──────── Stored records
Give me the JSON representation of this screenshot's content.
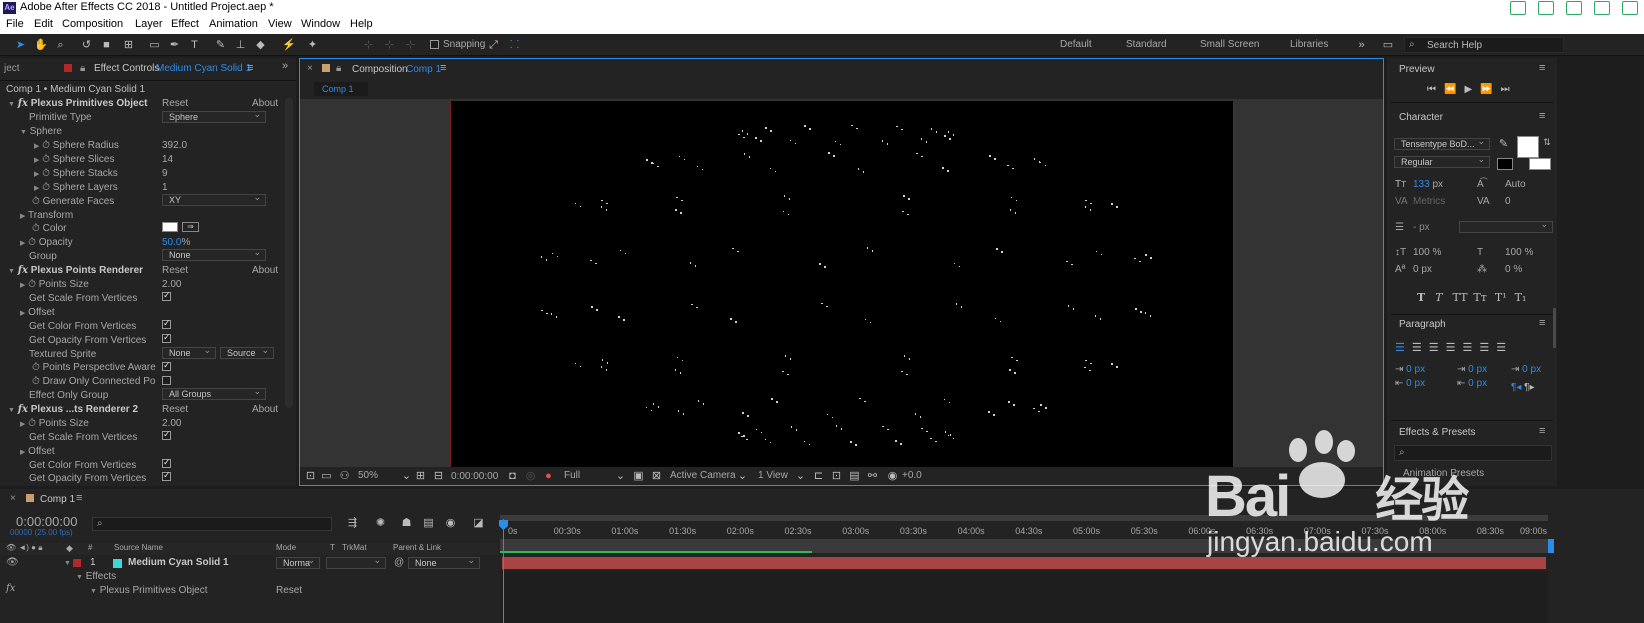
{
  "app": {
    "title": "Adobe After Effects CC 2018 - Untitled Project.aep *",
    "logo": "Ae"
  },
  "menu": [
    "File",
    "Edit",
    "Composition",
    "Layer",
    "Effect",
    "Animation",
    "View",
    "Window",
    "Help"
  ],
  "toolbar": {
    "snapping": "Snapping",
    "workspaces": [
      "Default",
      "Standard",
      "Small Screen",
      "Libraries"
    ],
    "search_placeholder": "Search Help"
  },
  "effect_controls": {
    "tab_prefix": "ject",
    "tab_label": "Effect Controls",
    "tab_layer": "Medium Cyan Solid 1",
    "breadcrumb": "Comp 1 • Medium Cyan Solid 1",
    "rows": [
      {
        "label": "Plexus Primitives Object",
        "reset": "Reset",
        "about": "About"
      },
      {
        "label": "Primitive Type",
        "value": "Sphere"
      },
      {
        "label": "Sphere"
      },
      {
        "label": "Sphere Radius",
        "value": "392.0"
      },
      {
        "label": "Sphere Slices",
        "value": "14"
      },
      {
        "label": "Sphere Stacks",
        "value": "9"
      },
      {
        "label": "Sphere Layers",
        "value": "1"
      },
      {
        "label": "Generate Faces",
        "value": "XY"
      },
      {
        "label": "Transform"
      },
      {
        "label": "Color"
      },
      {
        "label": "Opacity",
        "value": "50.0",
        "unit": "%"
      },
      {
        "label": "Group",
        "value": "None"
      },
      {
        "label": "Plexus Points Renderer",
        "reset": "Reset",
        "about": "About"
      },
      {
        "label": "Points Size",
        "value": "2.00"
      },
      {
        "label": "Get Scale From Vertices"
      },
      {
        "label": "Offset"
      },
      {
        "label": "Get Color From Vertices"
      },
      {
        "label": "Get Opacity From Vertices"
      },
      {
        "label": "Textured Sprite",
        "value": "None",
        "value2": "Source"
      },
      {
        "label": "Points Perspective Aware"
      },
      {
        "label": "Draw Only Connected Po"
      },
      {
        "label": "Effect Only Group",
        "value": "All Groups"
      },
      {
        "label": "Plexus ...ts Renderer 2",
        "reset": "Reset",
        "about": "About"
      },
      {
        "label": "Points Size",
        "value": "2.00"
      },
      {
        "label": "Get Scale From Vertices"
      },
      {
        "label": "Offset"
      },
      {
        "label": "Get Color From Vertices"
      },
      {
        "label": "Get Opacity From Vertices"
      }
    ]
  },
  "composition": {
    "tab_label": "Composition",
    "tab_comp": "Comp 1",
    "subtab": "Comp 1",
    "footer": {
      "zoom": "50%",
      "timecode": "0:00:00:00",
      "resolution": "Full",
      "camera": "Active Camera",
      "views": "1 View",
      "exposure": "+0.0"
    }
  },
  "right_panel": {
    "preview": "Preview",
    "character": "Character",
    "font": "Tensentype BoD...",
    "style": "Regular",
    "size": "133",
    "size_unit": "px",
    "leading": "Auto",
    "kerning": "Metrics",
    "tracking": "0",
    "stroke": "- px",
    "vscale": "100 %",
    "hscale": "100 %",
    "baseline": "0 px",
    "tsume": "0 %",
    "type_styles": [
      "T",
      "T",
      "TT",
      "Tт",
      "T¹",
      "T₁"
    ],
    "paragraph": "Paragraph",
    "indent_vals": [
      "0 px",
      "0 px",
      "0 px",
      "0 px",
      "0 px"
    ],
    "effects_presets": "Effects & Presets",
    "effects_item": "Animation Presets"
  },
  "timeline": {
    "tab": "Comp 1",
    "timecode": "0:00:00:00",
    "fps": "00000 (25.00 fps)",
    "cols": [
      "#",
      "Source Name",
      "Mode",
      "T",
      "TrkMat",
      "Parent & Link"
    ],
    "layer": {
      "num": "1",
      "name": "Medium Cyan Solid 1",
      "mode": "Norma",
      "parent": "None"
    },
    "effects": "Effects",
    "effect_item": "Plexus Primitives Object",
    "reset": "Reset",
    "ruler": [
      "0s",
      "00:30s",
      "01:00s",
      "01:30s",
      "02:00s",
      "02:30s",
      "03:00s",
      "03:30s",
      "04:00s",
      "04:30s",
      "05:00s",
      "05:30s",
      "06:00s",
      "06:30s",
      "07:00s",
      "07:30s",
      "08:00s",
      "08:30s",
      "09:00s"
    ]
  },
  "watermark": {
    "brand": "Bai",
    "brand2": "经验",
    "url": "jingyan.baidu.com"
  },
  "colors": {
    "accent": "#2d8ceb",
    "layer_bar": "#b24848",
    "work_area": "#2ebd55"
  }
}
────────────────
Quote the material exactly. Pictures stay out.

Task result:
Give me the JSON representation of this screenshot's content.
{
  "app": {
    "title": "Adobe After Effects CC 2018 - Untitled Project.aep *",
    "logo": "Ae"
  },
  "menu": [
    "File",
    "Edit",
    "Composition",
    "Layer",
    "Effect",
    "Animation",
    "View",
    "Window",
    "Help"
  ],
  "toolbar": {
    "snapping": "Snapping",
    "workspaces": [
      "Default",
      "Standard",
      "Small Screen",
      "Libraries"
    ],
    "search_placeholder": "Search Help"
  },
  "effect_controls": {
    "tab_prefix": "ject",
    "tab_label": "Effect Controls",
    "tab_layer": "Medium Cyan Solid 1",
    "breadcrumb": "Comp 1 • Medium Cyan Solid 1",
    "rows": [
      {
        "label": "Plexus Primitives Object",
        "reset": "Reset",
        "about": "About"
      },
      {
        "label": "Primitive Type",
        "value": "Sphere"
      },
      {
        "label": "Sphere"
      },
      {
        "label": "Sphere Radius",
        "value": "392.0"
      },
      {
        "label": "Sphere Slices",
        "value": "14"
      },
      {
        "label": "Sphere Stacks",
        "value": "9"
      },
      {
        "label": "Sphere Layers",
        "value": "1"
      },
      {
        "label": "Generate Faces",
        "value": "XY"
      },
      {
        "label": "Transform"
      },
      {
        "label": "Color"
      },
      {
        "label": "Opacity",
        "value": "50.0",
        "unit": "%"
      },
      {
        "label": "Group",
        "value": "None"
      },
      {
        "label": "Plexus Points Renderer",
        "reset": "Reset",
        "about": "About"
      },
      {
        "label": "Points Size",
        "value": "2.00"
      },
      {
        "label": "Get Scale From Vertices"
      },
      {
        "label": "Offset"
      },
      {
        "label": "Get Color From Vertices"
      },
      {
        "label": "Get Opacity From Vertices"
      },
      {
        "label": "Textured Sprite",
        "value": "None",
        "value2": "Source"
      },
      {
        "label": "Points Perspective Aware"
      },
      {
        "label": "Draw Only Connected Po"
      },
      {
        "label": "Effect Only Group",
        "value": "All Groups"
      },
      {
        "label": "Plexus ...ts Renderer 2",
        "reset": "Reset",
        "about": "About"
      },
      {
        "label": "Points Size",
        "value": "2.00"
      },
      {
        "label": "Get Scale From Vertices"
      },
      {
        "label": "Offset"
      },
      {
        "label": "Get Color From Vertices"
      },
      {
        "label": "Get Opacity From Vertices"
      }
    ]
  },
  "composition": {
    "tab_label": "Composition",
    "tab_comp": "Comp 1",
    "subtab": "Comp 1",
    "footer": {
      "zoom": "50%",
      "timecode": "0:00:00:00",
      "resolution": "Full",
      "camera": "Active Camera",
      "views": "1 View",
      "exposure": "+0.0"
    }
  },
  "right_panel": {
    "preview": "Preview",
    "character": "Character",
    "font": "Tensentype BoD...",
    "style": "Regular",
    "size": "133",
    "size_unit": "px",
    "leading": "Auto",
    "kerning": "Metrics",
    "tracking": "0",
    "stroke": "- px",
    "vscale": "100 %",
    "hscale": "100 %",
    "baseline": "0 px",
    "tsume": "0 %",
    "type_styles": [
      "T",
      "T",
      "TT",
      "Tт",
      "T¹",
      "T₁"
    ],
    "paragraph": "Paragraph",
    "indent_vals": [
      "0 px",
      "0 px",
      "0 px",
      "0 px",
      "0 px"
    ],
    "effects_presets": "Effects & Presets",
    "effects_item": "Animation Presets"
  },
  "timeline": {
    "tab": "Comp 1",
    "timecode": "0:00:00:00",
    "fps": "00000 (25.00 fps)",
    "cols": [
      "#",
      "Source Name",
      "Mode",
      "T",
      "TrkMat",
      "Parent & Link"
    ],
    "layer": {
      "num": "1",
      "name": "Medium Cyan Solid 1",
      "mode": "Norma",
      "parent": "None"
    },
    "effects": "Effects",
    "effect_item": "Plexus Primitives Object",
    "reset": "Reset",
    "ruler": [
      "0s",
      "00:30s",
      "01:00s",
      "01:30s",
      "02:00s",
      "02:30s",
      "03:00s",
      "03:30s",
      "04:00s",
      "04:30s",
      "05:00s",
      "05:30s",
      "06:00s",
      "06:30s",
      "07:00s",
      "07:30s",
      "08:00s",
      "08:30s",
      "09:00s"
    ]
  },
  "watermark": {
    "brand": "Bai",
    "brand2": "经验",
    "url": "jingyan.baidu.com"
  },
  "colors": {
    "accent": "#2d8ceb",
    "layer_bar": "#b24848",
    "work_area": "#2ebd55"
  }
}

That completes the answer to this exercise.